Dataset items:
╔══
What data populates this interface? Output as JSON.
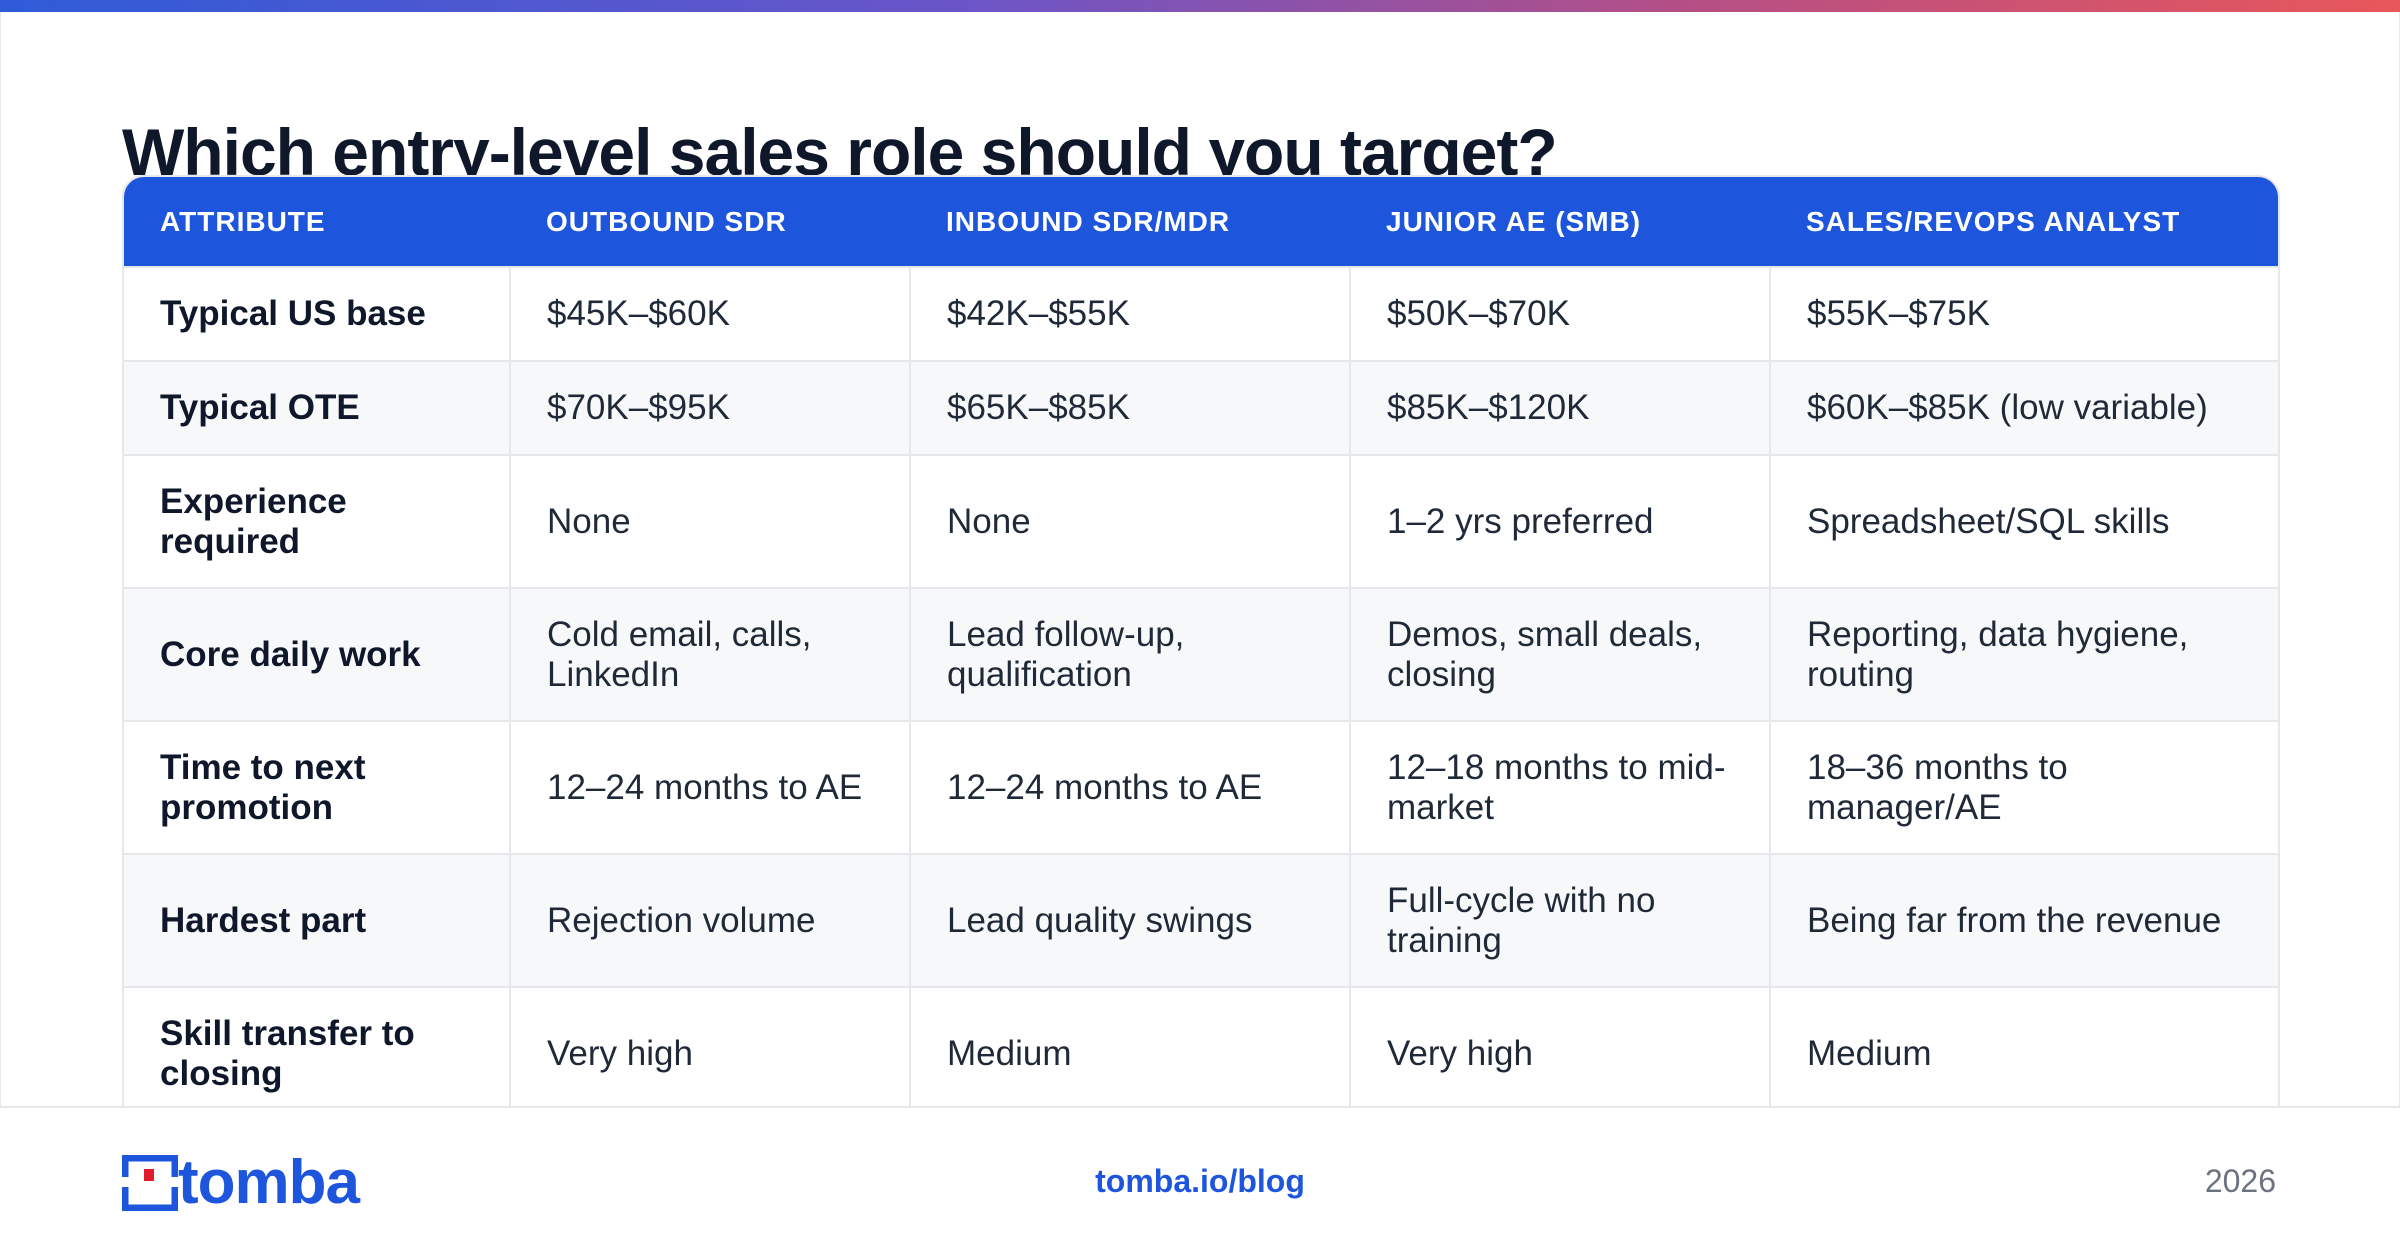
{
  "title": "Which entry-level sales role should you target?",
  "colors": {
    "accent": "#1d56dc",
    "logo_red": "#e11d2b",
    "gradient_start": "#2f5bd8",
    "gradient_end": "#e8575a"
  },
  "table": {
    "headers": [
      "ATTRIBUTE",
      "OUTBOUND SDR",
      "INBOUND SDR/MDR",
      "JUNIOR AE (SMB)",
      "SALES/REVOPS ANALYST"
    ],
    "rows": [
      [
        "Typical US base",
        "$45K–$60K",
        "$42K–$55K",
        "$50K–$70K",
        "$55K–$75K"
      ],
      [
        "Typical OTE",
        "$70K–$95K",
        "$65K–$85K",
        "$85K–$120K",
        "$60K–$85K (low variable)"
      ],
      [
        "Experience required",
        "None",
        "None",
        "1–2 yrs preferred",
        "Spreadsheet/SQL skills"
      ],
      [
        "Core daily work",
        "Cold email, calls, LinkedIn",
        "Lead follow-up, qualification",
        "Demos, small deals, closing",
        "Reporting, data hygiene, routing"
      ],
      [
        "Time to next promotion",
        "12–24 months to AE",
        "12–24 months to AE",
        "12–18 months to mid-market",
        "18–36 months to manager/AE"
      ],
      [
        "Hardest part",
        "Rejection volume",
        "Lead quality swings",
        "Full-cycle with no training",
        "Being far from the revenue"
      ],
      [
        "Skill transfer to closing",
        "Very high",
        "Medium",
        "Very high",
        "Medium"
      ]
    ]
  },
  "footer": {
    "logo_text": "tomba",
    "logo_icon": "tomba-logo-icon",
    "blog_link": "tomba.io/blog",
    "year": "2026"
  }
}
╚══
*THE PROBLEM*: Leaving all pictures aside, quote each record exactly.

*RESULT*:
What data populates this interface? Output as JSON.
{
  "title": "Which entry-level sales role should you target?",
  "colors": {
    "accent": "#1d56dc",
    "logo_red": "#e11d2b",
    "gradient_start": "#2f5bd8",
    "gradient_end": "#e8575a"
  },
  "table": {
    "headers": [
      "ATTRIBUTE",
      "OUTBOUND SDR",
      "INBOUND SDR/MDR",
      "JUNIOR AE (SMB)",
      "SALES/REVOPS ANALYST"
    ],
    "rows": [
      [
        "Typical US base",
        "$45K–$60K",
        "$42K–$55K",
        "$50K–$70K",
        "$55K–$75K"
      ],
      [
        "Typical OTE",
        "$70K–$95K",
        "$65K–$85K",
        "$85K–$120K",
        "$60K–$85K (low variable)"
      ],
      [
        "Experience required",
        "None",
        "None",
        "1–2 yrs preferred",
        "Spreadsheet/SQL skills"
      ],
      [
        "Core daily work",
        "Cold email, calls, LinkedIn",
        "Lead follow-up, qualification",
        "Demos, small deals, closing",
        "Reporting, data hygiene, routing"
      ],
      [
        "Time to next promotion",
        "12–24 months to AE",
        "12–24 months to AE",
        "12–18 months to mid-market",
        "18–36 months to manager/AE"
      ],
      [
        "Hardest part",
        "Rejection volume",
        "Lead quality swings",
        "Full-cycle with no training",
        "Being far from the revenue"
      ],
      [
        "Skill transfer to closing",
        "Very high",
        "Medium",
        "Very high",
        "Medium"
      ]
    ]
  },
  "footer": {
    "logo_text": "tomba",
    "logo_icon": "tomba-logo-icon",
    "blog_link": "tomba.io/blog",
    "year": "2026"
  }
}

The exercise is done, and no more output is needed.